● PROBLEM
Copy out each line of the material below that holds the string "مسکن".

● LISTED RECORDS
--------------------------------------------------

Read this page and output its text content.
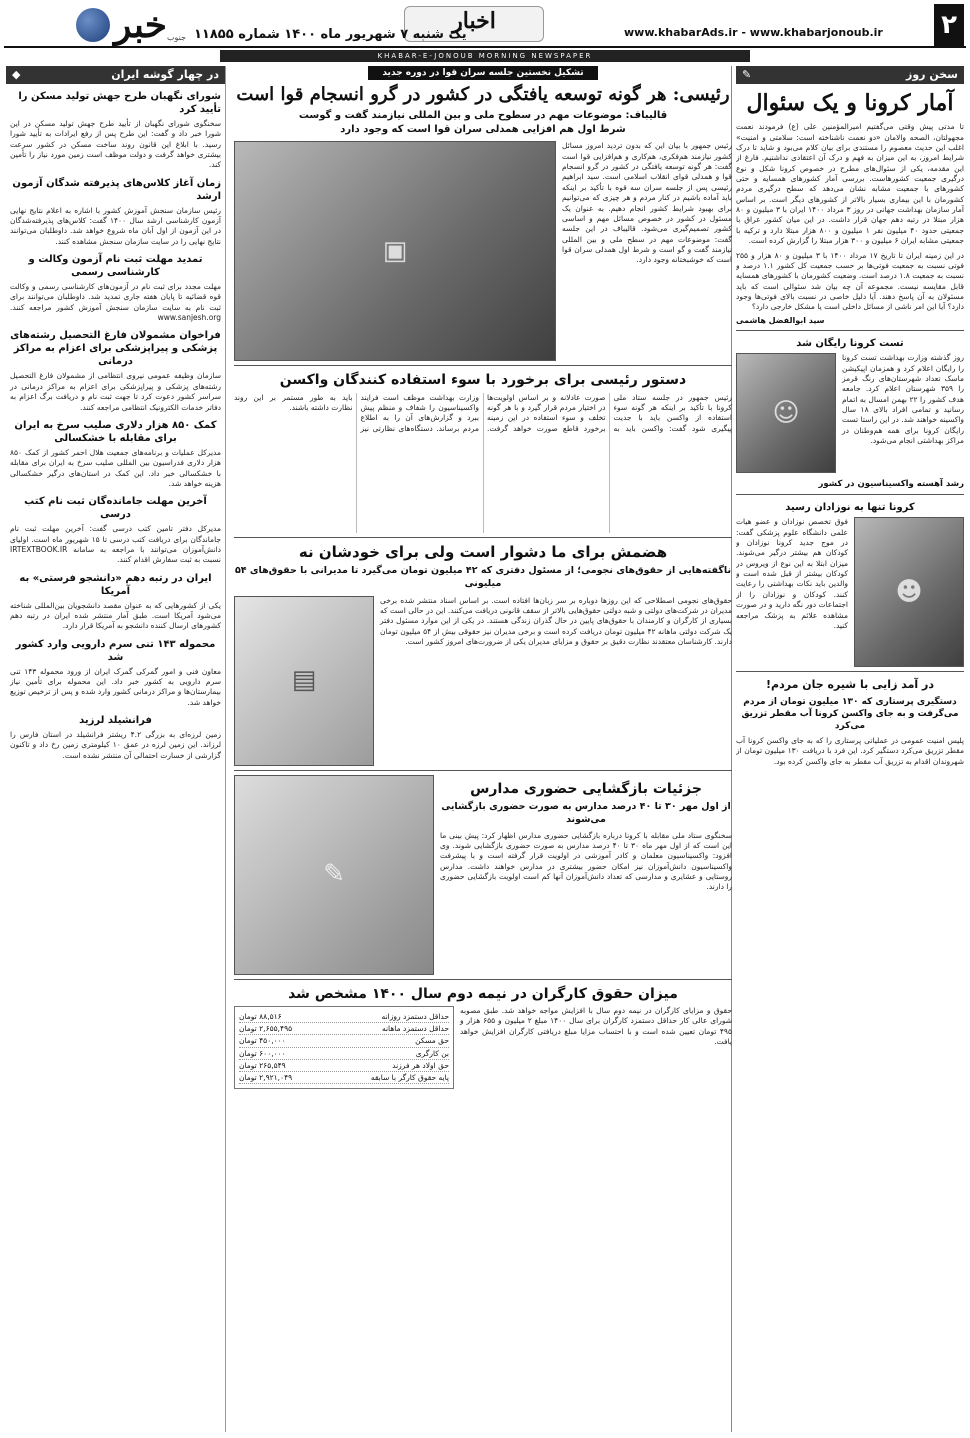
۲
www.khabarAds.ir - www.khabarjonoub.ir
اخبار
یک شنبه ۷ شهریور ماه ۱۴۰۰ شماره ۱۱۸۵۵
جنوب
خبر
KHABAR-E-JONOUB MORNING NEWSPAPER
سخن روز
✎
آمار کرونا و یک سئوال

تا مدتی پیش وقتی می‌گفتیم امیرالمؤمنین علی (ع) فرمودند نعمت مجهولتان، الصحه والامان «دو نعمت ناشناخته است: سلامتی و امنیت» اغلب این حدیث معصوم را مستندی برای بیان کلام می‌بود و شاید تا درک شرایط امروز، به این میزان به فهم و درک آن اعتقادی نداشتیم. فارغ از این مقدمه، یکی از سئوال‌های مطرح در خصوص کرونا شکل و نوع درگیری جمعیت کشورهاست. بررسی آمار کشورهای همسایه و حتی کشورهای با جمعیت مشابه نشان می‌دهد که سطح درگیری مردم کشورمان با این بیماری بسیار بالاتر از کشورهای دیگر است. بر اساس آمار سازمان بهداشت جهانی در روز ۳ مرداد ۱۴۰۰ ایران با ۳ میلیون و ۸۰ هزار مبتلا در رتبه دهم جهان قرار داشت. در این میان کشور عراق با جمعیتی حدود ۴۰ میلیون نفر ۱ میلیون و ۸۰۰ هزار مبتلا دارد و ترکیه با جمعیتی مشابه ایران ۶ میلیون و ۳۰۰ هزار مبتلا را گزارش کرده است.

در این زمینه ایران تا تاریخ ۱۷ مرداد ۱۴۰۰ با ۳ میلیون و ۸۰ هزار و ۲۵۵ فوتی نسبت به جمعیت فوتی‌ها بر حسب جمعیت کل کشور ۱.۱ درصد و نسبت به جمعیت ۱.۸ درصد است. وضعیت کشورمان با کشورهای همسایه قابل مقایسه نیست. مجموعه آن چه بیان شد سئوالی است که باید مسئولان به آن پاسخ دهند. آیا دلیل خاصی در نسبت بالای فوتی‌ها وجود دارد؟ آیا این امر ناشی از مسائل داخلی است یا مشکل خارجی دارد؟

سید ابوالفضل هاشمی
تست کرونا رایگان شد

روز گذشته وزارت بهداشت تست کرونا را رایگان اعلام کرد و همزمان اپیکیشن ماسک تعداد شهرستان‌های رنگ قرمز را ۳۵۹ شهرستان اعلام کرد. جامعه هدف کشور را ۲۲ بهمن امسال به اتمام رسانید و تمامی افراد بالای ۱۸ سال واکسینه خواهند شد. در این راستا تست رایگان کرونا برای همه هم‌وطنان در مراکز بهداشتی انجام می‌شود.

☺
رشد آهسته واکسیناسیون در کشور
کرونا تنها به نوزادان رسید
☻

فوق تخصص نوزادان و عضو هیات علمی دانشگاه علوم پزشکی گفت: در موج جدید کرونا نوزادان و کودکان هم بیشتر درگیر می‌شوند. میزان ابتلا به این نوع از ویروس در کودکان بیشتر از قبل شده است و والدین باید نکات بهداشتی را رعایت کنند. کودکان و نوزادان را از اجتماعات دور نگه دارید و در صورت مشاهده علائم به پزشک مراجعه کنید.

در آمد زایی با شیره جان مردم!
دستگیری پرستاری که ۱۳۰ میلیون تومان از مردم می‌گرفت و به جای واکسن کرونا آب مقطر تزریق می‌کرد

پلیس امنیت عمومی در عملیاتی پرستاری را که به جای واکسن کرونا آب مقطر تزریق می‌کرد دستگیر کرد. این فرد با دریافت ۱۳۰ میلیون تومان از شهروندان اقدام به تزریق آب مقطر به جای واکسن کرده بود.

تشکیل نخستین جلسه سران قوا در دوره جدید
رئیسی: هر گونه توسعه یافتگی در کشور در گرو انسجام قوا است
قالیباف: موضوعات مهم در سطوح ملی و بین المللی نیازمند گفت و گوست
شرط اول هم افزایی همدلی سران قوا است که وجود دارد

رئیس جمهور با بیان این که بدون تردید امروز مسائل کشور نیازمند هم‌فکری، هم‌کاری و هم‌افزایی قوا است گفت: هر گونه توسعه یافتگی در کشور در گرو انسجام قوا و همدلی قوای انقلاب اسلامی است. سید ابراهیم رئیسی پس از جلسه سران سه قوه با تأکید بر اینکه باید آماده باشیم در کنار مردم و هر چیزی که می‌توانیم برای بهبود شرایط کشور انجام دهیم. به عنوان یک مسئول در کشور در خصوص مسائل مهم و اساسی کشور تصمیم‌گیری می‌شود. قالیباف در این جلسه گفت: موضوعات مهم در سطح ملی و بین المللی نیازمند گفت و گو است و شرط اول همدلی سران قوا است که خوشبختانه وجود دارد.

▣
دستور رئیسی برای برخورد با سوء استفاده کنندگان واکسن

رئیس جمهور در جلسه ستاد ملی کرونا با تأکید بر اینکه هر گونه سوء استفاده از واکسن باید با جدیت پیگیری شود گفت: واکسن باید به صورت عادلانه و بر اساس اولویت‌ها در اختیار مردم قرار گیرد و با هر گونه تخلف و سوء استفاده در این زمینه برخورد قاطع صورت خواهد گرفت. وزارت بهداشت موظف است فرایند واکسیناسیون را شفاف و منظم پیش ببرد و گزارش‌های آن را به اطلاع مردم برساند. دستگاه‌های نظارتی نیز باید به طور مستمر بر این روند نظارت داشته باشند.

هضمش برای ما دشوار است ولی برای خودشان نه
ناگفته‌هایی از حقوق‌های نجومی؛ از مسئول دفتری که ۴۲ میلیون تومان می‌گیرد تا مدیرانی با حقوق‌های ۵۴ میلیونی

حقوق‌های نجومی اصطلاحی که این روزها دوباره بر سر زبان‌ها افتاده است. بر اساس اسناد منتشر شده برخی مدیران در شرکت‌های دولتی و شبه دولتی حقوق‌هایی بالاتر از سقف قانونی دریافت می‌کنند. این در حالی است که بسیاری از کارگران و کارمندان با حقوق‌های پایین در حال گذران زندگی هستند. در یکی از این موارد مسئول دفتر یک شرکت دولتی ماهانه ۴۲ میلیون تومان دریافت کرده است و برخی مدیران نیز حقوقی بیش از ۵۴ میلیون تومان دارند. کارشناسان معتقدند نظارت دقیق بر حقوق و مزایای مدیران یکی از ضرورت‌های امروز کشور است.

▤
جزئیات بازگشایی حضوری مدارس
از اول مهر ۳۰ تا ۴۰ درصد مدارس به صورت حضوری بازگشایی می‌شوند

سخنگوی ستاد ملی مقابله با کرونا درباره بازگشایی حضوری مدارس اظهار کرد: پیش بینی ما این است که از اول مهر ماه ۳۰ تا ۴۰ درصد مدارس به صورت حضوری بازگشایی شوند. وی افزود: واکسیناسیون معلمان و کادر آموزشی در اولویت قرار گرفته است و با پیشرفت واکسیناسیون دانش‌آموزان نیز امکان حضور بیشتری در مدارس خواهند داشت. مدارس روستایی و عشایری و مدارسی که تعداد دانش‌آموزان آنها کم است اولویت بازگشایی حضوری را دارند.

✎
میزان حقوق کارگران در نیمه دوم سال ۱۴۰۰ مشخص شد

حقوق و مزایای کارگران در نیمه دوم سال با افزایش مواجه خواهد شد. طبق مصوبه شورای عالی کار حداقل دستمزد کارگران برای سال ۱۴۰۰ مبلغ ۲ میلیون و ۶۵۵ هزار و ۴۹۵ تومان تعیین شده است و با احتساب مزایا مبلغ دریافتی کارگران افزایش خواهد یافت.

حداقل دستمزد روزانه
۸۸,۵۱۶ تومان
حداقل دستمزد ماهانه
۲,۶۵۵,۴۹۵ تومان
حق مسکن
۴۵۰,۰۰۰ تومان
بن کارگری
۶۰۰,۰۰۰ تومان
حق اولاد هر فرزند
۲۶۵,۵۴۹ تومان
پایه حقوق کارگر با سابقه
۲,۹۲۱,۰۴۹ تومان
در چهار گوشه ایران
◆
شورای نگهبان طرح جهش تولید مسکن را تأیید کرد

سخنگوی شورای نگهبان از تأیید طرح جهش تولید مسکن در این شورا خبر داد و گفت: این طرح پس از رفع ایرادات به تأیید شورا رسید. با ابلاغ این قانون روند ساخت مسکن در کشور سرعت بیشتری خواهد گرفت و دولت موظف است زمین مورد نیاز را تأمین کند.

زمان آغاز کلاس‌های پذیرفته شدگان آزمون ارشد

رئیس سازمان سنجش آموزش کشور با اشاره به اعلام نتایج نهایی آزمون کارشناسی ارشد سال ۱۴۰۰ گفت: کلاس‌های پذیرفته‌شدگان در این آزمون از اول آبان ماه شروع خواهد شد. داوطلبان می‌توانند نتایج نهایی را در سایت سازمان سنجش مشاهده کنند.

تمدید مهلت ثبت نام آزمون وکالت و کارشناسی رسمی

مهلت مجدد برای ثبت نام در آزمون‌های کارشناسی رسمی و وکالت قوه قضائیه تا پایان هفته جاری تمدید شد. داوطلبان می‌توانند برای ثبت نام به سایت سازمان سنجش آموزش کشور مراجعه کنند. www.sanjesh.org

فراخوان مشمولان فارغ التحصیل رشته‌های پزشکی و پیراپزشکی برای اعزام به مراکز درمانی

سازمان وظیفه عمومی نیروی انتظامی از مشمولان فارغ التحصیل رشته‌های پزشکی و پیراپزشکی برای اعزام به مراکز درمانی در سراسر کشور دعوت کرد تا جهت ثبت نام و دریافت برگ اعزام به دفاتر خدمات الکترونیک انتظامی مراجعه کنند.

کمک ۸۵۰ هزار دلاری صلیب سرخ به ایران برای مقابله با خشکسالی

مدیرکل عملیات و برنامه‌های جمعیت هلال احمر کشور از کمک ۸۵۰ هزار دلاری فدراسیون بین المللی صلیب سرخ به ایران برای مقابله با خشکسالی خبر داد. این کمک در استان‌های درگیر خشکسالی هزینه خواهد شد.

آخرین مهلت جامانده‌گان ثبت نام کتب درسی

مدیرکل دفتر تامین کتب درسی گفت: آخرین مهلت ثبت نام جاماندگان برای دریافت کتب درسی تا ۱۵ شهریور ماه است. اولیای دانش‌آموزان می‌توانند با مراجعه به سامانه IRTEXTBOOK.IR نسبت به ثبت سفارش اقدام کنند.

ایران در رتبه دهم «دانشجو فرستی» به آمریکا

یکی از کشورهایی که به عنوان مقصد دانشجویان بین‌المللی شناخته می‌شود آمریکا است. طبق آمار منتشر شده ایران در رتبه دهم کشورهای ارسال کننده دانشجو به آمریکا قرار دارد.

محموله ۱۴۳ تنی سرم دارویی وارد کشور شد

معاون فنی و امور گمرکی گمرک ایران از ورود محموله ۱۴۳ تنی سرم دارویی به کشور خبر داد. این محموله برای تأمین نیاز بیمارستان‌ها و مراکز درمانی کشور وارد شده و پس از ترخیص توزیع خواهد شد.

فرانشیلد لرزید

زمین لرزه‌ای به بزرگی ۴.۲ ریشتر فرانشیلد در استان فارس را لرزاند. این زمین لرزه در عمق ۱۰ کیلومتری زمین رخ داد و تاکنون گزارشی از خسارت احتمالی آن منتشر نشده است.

--------------------------------------------------

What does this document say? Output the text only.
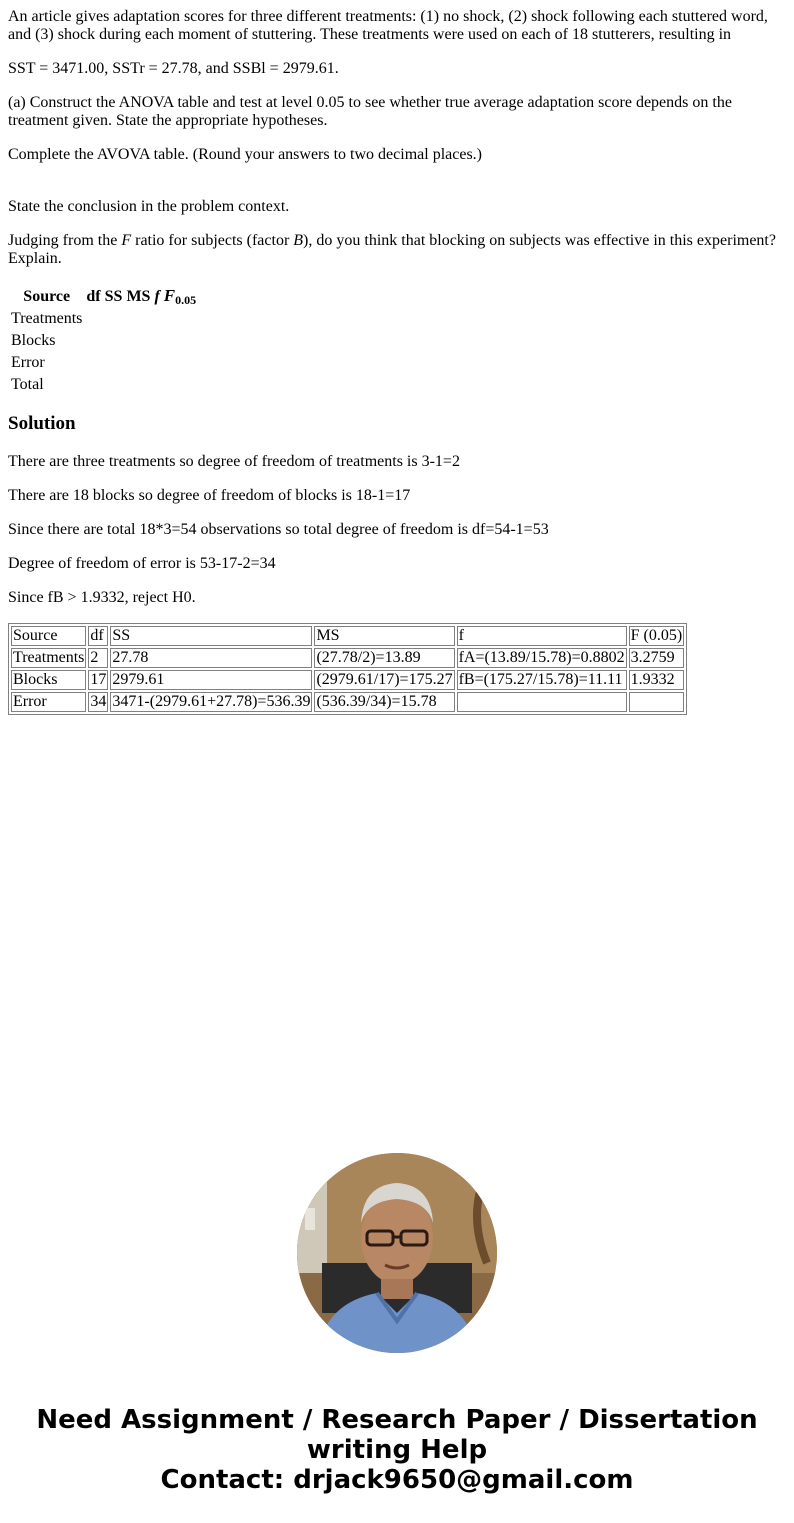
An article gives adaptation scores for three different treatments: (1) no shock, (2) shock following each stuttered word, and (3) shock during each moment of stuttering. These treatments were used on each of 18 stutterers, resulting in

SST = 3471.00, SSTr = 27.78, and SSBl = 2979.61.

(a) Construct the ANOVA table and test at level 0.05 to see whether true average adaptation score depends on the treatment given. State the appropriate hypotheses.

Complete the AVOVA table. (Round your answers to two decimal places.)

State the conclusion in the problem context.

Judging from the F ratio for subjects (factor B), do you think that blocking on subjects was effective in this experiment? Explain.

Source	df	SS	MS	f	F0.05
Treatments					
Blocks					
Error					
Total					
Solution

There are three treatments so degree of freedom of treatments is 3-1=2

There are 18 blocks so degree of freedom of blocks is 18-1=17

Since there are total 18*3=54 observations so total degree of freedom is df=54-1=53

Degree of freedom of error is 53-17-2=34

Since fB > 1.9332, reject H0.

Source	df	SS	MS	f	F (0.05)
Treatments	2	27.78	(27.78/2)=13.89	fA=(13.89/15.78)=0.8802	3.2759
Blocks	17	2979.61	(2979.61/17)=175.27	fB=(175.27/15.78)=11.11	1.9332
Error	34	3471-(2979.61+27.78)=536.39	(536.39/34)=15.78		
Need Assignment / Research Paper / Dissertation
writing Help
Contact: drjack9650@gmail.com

--------------------------------------------------

● ANSWER TO THE EXERCISE
حق مسکن
شورای نگهبان طرح جهش تولید مسکن را تأیید کرد
سخنگوی شورای نگهبان از تأیید طرح جهش تولید مسکن در این شورا خبر داد و گفت: این طرح پس از رفع ایرادات به تأیید شورا رسید. با ابلاغ این قانون روند ساخت مسکن در کشور سرعت بیشتری خواهد گرفت و دولت موظف است زمین مورد نیاز را تأمین کند.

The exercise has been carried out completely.